Reading text:
_____
# Bowtech Soldier



## ike_osu (Jul 1, 2008)

I got a chance to review the Bowtech Soldier. I was very impressed with this bow. It is designed to be versatile and it was exactly that.


----------



## BOWdacious1 (Dec 12, 2009)

*Great review...*

I enjoyed your video. I shoot a Bowtech Soldier and it's been a great starter bow for me. I'm ready to up the poundage, was wonderin how many pounds Lindsay was pullin?


----------



## ike_osu (Jul 1, 2008)

40 in the video but she was pulling it pretty easy. She had a little trouble with fatigue after shooting a lot of arrows but she will be ready to up the poundage very soon.


----------



## jpm_mq2 (May 22, 2004)

Nice review,thanks.Like to see you do one on the Diamond Stud.


----------



## JRED (Jul 13, 2012)

Thanks for the review.. I got one on order.
_____
Task instructions:
(1) According to the Bowtech Soldier thread, how many pounds was Lindsay pulling in the video?
(2) Carry the Bowtech Soldier forum thread on past its final post.

Supplied data:
_____
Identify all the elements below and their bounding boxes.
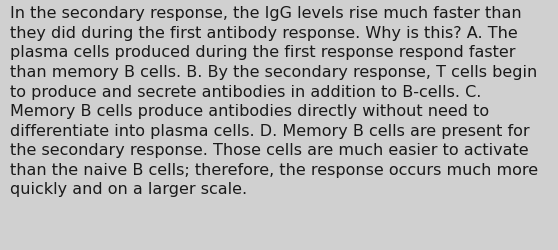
Text: In the secondary response, the IgG levels rise much faster than
they did during : In the secondary response, the IgG level… [10,6,538,196]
_____
Expected answers:
(1) 40 pounds.

(2)
----------



## soldiergirl81 (Sep 29, 2010)

I shoot a Soldier, it was my first bow, and is now my hunting bow. I pull 48# right now, hope to get to 50 before deer season opens. I love it, and always recommend it to new shooters! It is one of the best bows on the market, and sometimes overlooked.


----------



## tkmorty (Jul 24, 2012)

Nice review. My second bow was a Soldier and I took my first deer with it. It is a great bow! I now am shooting a 350 Destroyer and love that bow, I probably will keep it for a long, long time.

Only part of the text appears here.